+++ EXTRACTED RECORDS +++

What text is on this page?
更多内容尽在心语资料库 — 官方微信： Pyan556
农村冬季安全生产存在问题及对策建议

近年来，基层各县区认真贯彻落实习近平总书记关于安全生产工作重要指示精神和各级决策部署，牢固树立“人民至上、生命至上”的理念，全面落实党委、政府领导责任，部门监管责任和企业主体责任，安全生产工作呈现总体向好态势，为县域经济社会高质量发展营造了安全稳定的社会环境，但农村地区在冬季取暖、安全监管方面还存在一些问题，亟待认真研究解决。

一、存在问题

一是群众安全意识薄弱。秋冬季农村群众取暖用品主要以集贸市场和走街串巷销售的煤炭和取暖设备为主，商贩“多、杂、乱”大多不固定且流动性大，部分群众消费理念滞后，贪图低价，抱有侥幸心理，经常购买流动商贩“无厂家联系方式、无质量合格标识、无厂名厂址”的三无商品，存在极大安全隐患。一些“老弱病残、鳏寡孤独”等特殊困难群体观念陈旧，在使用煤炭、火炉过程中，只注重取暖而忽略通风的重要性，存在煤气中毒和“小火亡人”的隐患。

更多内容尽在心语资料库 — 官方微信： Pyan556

+++

### GOAL OF THE EXERCISE
Every record above must be duplicated exactly.

### SOLUTION TO THE PROBLEM
What text is on this page?
更多内容尽在心语资料库 — 官方微信： Pyan556
农村冬季安全生产存在问题及对策建议

近年来，基层各县区认真贯彻落实习近平总书记关于安全生产工作重要指示精神和各级决策部署，牢固树立“人民至上、生命至上”的理念，全面落实党委、政府领导责任，部门监管责任和企业主体责任，安全生产工作呈现总体向好态势，为县域经济社会高质量发展营造了安全稳定的社会环境，但农村地区在冬季取暖、安全监管方面还存在一些问题，亟待认真研究解决。

一、存在问题

一是群众安全意识薄弱。秋冬季农村群众取暖用品主要以集贸市场和走街串巷销售的煤炭和取暖设备为主，商贩“多、杂、乱”大多不固定且流动性大，部分群众消费理念滞后，贪图低价，抱有侥幸心理，经常购买流动商贩“无厂家联系方式、无质量合格标识、无厂名厂址”的三无商品，存在极大安全隐患。一些“老弱病残、鳏寡孤独”等特殊困难群体观念陈旧，在使用煤炭、火炉过程中，只注重取暖而忽略通风的重要性，存在煤气中毒和“小火亡人”的隐患。

更多内容尽在心语资料库 — 官方微信： Pyan556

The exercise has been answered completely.